## Problem
Report how many lines contain the word "Blender", with no other text.

## Input records

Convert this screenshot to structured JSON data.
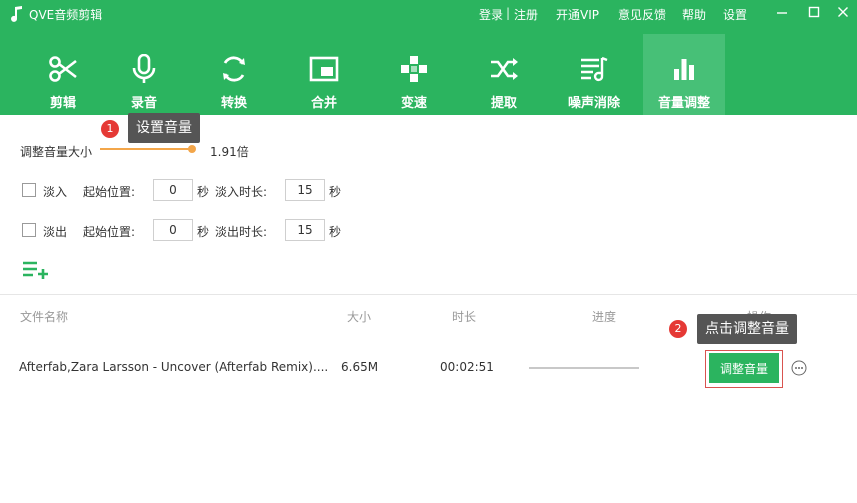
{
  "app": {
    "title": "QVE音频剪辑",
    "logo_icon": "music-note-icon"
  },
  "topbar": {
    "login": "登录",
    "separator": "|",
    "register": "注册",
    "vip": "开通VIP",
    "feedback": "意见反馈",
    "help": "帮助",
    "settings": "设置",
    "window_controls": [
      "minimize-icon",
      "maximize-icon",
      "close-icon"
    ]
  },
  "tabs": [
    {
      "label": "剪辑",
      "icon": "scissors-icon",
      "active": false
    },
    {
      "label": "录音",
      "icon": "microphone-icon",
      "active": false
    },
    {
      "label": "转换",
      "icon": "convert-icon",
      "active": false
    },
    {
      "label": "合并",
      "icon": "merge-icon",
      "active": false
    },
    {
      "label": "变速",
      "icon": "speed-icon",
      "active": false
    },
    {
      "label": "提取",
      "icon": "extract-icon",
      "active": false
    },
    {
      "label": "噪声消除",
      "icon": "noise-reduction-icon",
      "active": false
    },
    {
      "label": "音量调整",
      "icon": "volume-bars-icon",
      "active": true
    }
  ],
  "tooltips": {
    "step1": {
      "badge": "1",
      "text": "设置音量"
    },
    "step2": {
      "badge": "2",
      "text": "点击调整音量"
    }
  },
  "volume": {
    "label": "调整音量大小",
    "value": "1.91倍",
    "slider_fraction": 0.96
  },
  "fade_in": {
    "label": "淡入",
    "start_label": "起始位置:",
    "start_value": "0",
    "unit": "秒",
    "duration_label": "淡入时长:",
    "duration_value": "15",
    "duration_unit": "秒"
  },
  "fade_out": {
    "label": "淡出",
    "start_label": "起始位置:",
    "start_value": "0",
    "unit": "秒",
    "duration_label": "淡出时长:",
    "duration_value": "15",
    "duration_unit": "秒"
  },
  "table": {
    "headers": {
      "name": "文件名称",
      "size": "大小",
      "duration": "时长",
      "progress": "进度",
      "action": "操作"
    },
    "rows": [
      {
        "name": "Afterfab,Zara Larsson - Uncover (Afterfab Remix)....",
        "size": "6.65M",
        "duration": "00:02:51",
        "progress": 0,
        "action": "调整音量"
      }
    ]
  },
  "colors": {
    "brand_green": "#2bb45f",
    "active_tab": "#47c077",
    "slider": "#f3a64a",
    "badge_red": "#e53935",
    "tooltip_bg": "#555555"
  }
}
* * *
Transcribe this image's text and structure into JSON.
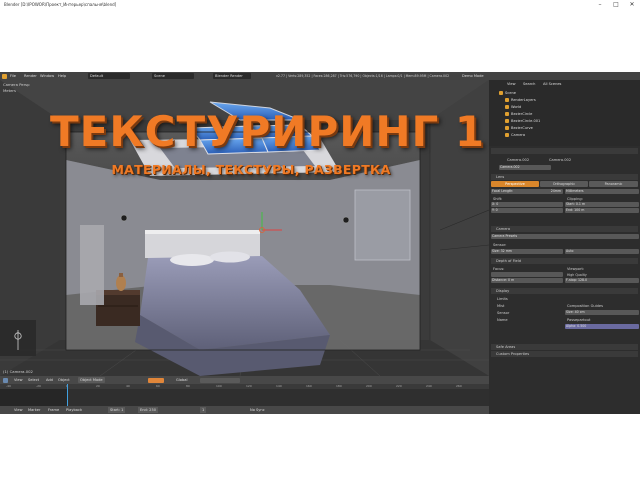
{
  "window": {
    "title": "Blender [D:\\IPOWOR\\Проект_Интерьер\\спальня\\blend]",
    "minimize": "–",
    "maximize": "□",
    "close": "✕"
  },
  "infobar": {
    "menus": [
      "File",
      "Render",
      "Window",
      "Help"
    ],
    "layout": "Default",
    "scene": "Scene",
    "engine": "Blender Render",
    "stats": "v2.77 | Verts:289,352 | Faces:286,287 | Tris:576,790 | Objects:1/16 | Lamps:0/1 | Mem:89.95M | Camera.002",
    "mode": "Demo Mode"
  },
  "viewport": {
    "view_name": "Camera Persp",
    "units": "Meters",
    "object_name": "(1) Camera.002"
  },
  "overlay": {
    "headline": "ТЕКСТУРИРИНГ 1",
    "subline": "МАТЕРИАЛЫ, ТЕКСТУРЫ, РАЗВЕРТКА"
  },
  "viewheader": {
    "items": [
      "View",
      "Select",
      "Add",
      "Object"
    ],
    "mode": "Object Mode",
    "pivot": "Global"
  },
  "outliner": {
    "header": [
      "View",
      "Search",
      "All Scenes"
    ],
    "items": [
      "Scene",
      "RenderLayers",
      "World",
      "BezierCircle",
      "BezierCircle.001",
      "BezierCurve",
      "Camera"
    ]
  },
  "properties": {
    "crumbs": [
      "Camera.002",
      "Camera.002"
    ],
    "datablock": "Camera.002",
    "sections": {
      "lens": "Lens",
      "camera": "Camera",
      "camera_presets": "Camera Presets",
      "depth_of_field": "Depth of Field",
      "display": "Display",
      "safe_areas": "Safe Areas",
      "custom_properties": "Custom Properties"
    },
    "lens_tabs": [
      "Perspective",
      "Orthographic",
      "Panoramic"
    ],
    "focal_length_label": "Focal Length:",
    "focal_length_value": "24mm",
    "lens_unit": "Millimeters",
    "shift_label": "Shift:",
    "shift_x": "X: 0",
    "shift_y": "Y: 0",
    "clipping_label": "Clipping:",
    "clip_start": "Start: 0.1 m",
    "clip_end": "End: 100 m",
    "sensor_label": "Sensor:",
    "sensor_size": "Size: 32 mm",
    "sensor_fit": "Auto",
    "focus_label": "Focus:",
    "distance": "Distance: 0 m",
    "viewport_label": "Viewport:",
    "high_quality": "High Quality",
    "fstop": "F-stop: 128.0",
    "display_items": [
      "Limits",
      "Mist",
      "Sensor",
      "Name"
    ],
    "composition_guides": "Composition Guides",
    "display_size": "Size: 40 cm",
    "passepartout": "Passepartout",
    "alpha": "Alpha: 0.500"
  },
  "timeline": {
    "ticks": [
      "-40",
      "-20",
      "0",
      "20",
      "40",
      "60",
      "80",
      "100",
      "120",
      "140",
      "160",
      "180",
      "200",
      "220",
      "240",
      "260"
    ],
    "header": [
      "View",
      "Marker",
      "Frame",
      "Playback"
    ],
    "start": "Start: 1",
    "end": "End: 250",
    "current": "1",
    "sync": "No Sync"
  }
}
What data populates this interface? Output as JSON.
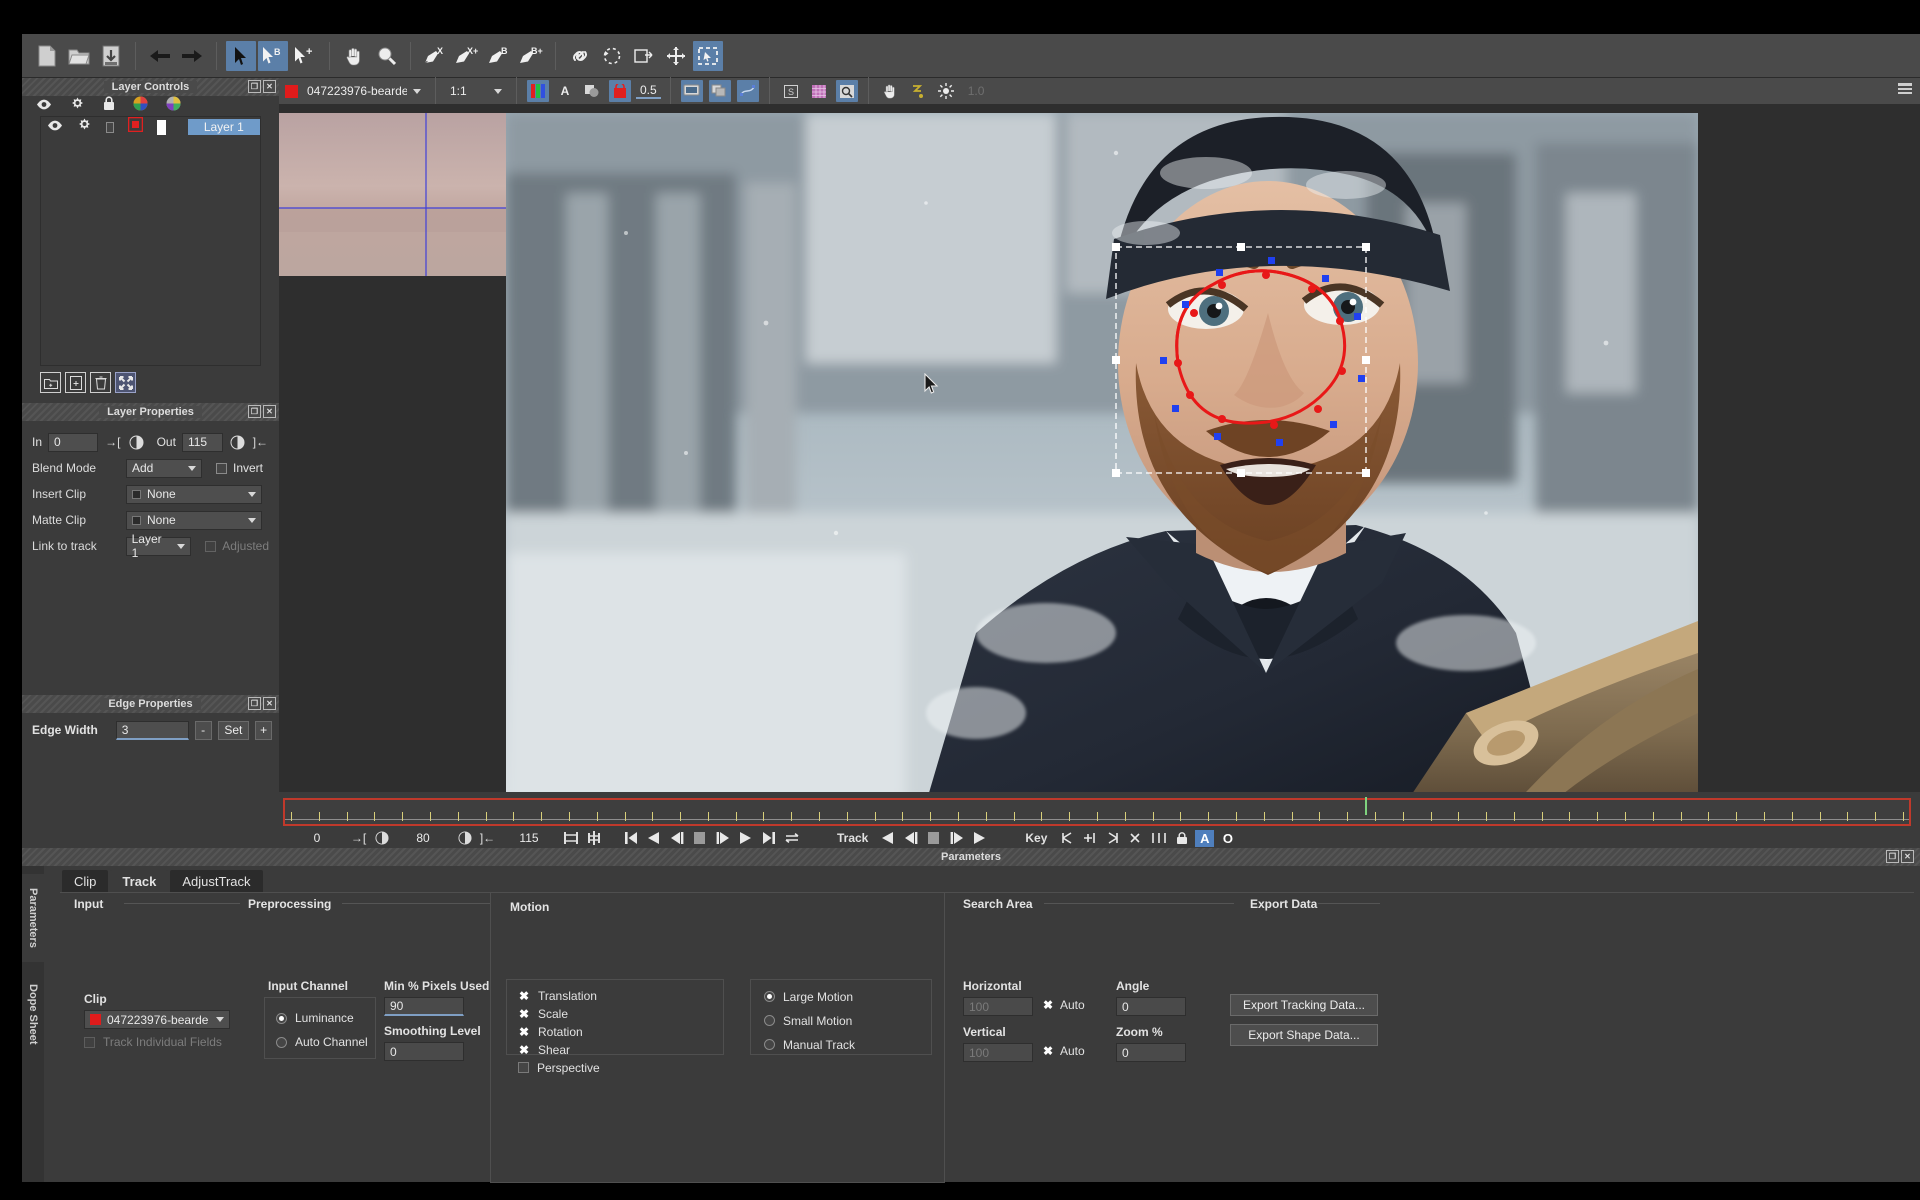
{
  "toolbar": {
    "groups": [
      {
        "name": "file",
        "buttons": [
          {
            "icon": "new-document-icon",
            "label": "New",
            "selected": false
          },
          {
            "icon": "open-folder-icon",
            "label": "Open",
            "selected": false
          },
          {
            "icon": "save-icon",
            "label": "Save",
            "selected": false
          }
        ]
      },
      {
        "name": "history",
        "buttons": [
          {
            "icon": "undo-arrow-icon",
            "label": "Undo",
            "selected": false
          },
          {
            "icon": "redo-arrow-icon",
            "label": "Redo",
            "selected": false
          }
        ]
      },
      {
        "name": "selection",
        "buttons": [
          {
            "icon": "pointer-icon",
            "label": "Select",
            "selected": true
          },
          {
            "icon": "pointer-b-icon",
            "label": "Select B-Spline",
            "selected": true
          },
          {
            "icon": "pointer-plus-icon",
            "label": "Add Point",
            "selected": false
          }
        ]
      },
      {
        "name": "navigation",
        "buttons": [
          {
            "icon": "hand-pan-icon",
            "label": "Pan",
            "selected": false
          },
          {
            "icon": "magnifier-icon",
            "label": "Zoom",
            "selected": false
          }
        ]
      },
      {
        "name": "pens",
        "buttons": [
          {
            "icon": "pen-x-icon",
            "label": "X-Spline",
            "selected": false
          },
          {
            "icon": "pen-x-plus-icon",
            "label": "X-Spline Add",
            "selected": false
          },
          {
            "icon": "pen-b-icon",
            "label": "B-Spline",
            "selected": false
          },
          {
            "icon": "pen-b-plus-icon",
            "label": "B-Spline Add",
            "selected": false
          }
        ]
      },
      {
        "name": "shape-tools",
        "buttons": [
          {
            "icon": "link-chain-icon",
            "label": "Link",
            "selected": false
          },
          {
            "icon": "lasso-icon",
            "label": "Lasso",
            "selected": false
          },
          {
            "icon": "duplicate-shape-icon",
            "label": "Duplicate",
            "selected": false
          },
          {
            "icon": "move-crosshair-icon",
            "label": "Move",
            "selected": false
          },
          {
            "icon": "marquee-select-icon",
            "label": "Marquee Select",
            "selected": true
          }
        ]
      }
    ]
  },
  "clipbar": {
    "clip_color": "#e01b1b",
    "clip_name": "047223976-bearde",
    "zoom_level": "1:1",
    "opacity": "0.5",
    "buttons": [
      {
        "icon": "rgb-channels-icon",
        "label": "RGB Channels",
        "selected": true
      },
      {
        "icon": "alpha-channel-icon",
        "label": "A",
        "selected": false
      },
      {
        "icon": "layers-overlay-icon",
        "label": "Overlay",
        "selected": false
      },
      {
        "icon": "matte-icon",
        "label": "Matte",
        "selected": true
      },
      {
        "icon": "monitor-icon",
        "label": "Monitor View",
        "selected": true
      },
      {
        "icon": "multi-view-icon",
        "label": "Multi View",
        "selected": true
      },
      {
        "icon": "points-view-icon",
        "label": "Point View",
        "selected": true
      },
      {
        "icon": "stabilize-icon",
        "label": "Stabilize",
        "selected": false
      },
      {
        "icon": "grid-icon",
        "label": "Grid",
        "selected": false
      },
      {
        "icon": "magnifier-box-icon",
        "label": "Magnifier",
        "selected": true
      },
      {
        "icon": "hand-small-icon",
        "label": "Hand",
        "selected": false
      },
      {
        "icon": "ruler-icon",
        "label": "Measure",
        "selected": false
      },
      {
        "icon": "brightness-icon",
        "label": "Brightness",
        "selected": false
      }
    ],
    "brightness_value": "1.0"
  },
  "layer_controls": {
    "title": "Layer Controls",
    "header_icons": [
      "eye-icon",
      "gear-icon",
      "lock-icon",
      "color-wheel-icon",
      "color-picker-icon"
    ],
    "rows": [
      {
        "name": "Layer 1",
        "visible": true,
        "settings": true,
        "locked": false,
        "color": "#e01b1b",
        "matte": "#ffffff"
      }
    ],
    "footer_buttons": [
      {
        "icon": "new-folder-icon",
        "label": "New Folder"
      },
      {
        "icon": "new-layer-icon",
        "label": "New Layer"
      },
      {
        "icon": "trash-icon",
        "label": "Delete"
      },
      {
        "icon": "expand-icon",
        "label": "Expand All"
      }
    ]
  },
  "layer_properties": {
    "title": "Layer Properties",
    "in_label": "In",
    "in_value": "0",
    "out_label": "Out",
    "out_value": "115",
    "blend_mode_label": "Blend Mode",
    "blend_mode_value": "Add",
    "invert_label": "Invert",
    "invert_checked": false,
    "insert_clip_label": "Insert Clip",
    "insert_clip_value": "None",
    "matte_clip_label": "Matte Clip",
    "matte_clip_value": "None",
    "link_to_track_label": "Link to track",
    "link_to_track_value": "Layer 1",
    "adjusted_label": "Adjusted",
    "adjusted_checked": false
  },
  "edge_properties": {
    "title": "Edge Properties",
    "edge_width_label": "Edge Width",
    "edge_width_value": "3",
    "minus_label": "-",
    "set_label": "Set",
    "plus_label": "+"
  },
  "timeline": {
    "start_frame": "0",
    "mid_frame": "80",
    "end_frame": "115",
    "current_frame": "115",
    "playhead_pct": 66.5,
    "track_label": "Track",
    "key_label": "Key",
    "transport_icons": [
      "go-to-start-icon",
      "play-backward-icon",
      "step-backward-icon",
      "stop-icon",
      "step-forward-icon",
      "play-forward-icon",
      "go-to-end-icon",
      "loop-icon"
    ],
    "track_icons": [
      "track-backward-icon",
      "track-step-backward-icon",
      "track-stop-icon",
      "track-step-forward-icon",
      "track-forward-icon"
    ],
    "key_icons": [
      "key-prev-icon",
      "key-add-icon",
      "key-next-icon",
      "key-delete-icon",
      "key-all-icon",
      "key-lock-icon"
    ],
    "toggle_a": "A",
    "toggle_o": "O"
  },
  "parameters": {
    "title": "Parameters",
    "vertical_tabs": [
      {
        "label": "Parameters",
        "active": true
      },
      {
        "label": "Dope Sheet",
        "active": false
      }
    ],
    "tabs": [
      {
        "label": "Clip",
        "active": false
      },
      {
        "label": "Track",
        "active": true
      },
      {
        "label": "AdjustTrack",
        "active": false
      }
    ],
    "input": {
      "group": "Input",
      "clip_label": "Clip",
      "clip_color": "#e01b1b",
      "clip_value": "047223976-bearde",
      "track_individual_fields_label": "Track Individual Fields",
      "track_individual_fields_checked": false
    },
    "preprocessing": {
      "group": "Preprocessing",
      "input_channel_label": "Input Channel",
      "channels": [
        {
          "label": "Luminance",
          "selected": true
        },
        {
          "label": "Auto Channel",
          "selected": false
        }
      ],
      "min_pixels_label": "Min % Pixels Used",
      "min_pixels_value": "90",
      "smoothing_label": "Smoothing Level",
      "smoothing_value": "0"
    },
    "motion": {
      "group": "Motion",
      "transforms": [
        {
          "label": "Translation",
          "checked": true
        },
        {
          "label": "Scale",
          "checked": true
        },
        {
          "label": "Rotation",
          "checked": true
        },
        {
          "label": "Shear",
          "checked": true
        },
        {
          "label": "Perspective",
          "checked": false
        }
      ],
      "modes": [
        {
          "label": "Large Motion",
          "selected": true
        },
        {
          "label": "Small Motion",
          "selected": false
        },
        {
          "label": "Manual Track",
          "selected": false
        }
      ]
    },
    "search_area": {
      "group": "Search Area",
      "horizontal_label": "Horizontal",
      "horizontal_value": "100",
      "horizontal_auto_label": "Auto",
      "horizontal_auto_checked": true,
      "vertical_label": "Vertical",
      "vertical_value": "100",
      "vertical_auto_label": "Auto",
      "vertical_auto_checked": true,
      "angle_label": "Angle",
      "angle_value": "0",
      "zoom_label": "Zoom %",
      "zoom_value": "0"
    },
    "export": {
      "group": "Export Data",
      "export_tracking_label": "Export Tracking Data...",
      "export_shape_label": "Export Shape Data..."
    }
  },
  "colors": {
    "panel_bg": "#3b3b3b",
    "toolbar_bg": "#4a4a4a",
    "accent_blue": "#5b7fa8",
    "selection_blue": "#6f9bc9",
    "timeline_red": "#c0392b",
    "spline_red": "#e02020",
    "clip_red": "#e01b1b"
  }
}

## Solution to the exercise
2